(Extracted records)
— start —

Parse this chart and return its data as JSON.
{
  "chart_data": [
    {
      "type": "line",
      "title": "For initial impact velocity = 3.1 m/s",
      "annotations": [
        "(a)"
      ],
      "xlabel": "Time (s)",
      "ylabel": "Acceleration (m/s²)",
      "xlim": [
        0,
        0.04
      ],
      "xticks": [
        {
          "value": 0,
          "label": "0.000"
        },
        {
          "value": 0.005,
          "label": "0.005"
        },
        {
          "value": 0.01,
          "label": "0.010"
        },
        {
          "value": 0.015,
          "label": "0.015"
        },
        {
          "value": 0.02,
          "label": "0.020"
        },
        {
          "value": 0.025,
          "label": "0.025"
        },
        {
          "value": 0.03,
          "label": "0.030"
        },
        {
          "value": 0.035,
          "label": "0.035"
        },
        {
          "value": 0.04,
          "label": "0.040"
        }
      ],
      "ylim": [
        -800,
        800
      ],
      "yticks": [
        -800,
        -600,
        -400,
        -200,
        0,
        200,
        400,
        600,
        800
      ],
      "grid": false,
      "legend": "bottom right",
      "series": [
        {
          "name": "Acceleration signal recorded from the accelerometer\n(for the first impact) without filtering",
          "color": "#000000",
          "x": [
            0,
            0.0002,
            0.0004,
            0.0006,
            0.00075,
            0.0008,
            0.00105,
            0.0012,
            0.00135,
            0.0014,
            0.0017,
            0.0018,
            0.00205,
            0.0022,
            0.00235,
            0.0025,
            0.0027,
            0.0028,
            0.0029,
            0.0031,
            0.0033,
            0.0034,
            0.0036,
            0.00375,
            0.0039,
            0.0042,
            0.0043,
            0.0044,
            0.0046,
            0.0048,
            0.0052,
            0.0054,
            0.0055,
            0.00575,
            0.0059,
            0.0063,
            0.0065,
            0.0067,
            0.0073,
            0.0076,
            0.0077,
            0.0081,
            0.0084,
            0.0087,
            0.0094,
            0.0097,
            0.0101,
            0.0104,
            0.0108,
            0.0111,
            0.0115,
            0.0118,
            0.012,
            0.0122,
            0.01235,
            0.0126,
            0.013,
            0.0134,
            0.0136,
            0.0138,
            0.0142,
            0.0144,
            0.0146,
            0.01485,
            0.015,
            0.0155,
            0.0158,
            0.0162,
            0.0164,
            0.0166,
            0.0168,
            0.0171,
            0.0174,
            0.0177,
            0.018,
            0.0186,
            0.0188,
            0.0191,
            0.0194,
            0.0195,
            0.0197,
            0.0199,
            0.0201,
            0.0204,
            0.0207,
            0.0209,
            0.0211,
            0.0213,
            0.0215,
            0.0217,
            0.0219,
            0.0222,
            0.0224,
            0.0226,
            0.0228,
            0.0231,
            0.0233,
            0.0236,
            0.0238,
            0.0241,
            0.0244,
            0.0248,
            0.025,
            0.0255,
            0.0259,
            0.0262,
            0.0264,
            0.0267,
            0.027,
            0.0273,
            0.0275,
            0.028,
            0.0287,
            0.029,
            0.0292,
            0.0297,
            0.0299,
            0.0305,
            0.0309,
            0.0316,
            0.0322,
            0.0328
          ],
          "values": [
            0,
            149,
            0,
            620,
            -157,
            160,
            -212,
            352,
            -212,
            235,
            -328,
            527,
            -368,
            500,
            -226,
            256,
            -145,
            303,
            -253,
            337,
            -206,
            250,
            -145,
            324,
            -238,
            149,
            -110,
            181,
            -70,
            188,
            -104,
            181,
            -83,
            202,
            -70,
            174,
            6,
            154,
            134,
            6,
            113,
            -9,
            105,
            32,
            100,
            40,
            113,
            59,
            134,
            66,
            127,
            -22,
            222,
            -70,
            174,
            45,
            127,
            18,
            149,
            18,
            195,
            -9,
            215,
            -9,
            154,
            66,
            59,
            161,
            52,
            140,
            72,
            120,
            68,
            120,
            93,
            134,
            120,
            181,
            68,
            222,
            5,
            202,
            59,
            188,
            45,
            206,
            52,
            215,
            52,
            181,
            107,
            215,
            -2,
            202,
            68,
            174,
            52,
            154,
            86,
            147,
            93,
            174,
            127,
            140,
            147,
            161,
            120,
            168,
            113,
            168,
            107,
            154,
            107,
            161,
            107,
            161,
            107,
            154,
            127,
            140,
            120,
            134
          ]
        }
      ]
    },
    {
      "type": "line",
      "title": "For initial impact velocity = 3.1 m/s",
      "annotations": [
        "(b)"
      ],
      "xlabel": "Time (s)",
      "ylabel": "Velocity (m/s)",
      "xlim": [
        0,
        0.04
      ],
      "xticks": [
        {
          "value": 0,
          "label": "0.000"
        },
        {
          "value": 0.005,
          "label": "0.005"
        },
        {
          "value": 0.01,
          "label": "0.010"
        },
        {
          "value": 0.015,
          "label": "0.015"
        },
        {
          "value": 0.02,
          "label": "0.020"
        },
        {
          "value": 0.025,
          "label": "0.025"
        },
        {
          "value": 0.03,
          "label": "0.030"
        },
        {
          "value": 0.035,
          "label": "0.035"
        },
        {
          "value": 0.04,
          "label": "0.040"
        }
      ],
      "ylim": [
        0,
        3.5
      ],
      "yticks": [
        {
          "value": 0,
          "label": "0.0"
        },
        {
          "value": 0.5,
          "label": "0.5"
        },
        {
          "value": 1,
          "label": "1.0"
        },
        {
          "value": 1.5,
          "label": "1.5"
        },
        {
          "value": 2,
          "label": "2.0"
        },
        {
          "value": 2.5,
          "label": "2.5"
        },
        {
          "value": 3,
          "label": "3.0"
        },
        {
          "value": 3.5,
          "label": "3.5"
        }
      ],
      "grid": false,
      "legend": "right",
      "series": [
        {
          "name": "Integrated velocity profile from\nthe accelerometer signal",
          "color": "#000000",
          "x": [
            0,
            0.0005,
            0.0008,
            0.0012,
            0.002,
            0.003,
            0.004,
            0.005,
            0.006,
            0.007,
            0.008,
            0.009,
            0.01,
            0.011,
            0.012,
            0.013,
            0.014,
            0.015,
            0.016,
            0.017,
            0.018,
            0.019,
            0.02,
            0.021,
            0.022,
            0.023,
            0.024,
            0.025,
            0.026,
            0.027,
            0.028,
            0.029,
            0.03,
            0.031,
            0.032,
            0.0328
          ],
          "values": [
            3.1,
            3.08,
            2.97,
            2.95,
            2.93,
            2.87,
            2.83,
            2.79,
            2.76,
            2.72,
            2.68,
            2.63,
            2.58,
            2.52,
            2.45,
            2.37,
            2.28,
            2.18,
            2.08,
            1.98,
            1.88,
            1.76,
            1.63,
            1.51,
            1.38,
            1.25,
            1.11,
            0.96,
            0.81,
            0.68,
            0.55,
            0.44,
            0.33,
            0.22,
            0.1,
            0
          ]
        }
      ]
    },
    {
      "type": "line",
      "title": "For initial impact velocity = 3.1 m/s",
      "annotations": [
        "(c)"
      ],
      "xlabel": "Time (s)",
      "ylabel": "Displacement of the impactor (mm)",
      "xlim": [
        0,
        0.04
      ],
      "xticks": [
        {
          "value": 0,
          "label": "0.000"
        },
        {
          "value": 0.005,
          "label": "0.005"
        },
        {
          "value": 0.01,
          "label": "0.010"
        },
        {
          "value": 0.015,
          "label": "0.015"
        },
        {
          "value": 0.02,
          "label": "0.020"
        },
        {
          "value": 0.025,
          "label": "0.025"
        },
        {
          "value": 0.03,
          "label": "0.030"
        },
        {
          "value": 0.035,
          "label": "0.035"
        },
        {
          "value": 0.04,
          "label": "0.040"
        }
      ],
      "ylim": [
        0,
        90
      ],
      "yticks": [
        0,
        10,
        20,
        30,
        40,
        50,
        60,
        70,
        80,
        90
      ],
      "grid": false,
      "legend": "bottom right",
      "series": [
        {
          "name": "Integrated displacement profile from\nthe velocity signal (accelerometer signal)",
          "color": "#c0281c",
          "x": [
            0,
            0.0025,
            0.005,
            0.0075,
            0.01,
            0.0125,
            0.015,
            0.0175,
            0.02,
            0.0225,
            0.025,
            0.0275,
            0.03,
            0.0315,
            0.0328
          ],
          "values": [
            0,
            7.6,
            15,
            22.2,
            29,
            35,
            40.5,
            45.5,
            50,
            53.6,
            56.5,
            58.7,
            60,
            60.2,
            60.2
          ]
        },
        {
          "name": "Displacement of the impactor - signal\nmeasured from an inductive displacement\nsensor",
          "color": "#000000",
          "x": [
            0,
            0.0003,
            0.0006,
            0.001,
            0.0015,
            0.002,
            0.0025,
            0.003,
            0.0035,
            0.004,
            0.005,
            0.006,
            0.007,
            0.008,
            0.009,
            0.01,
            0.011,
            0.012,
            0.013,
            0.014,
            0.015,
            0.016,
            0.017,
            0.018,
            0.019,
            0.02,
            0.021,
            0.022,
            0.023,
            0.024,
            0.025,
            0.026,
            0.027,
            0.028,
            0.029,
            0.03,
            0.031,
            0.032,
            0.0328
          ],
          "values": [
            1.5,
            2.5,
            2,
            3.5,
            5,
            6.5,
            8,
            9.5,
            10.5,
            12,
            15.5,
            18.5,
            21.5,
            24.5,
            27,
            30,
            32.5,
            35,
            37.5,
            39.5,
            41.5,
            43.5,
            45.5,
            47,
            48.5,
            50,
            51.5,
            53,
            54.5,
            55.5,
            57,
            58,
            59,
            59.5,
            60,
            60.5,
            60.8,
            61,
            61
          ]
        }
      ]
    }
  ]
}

— end —

# PROBLEM DESCRIPTION
Return every line of the preceding records in which the word "Acceleration" appears.

# THE RESULT
      "ylabel": "Acceleration (m/s²)",
          "name": "Acceleration signal recorded from the accelerometer\n(for the first impact) without filtering",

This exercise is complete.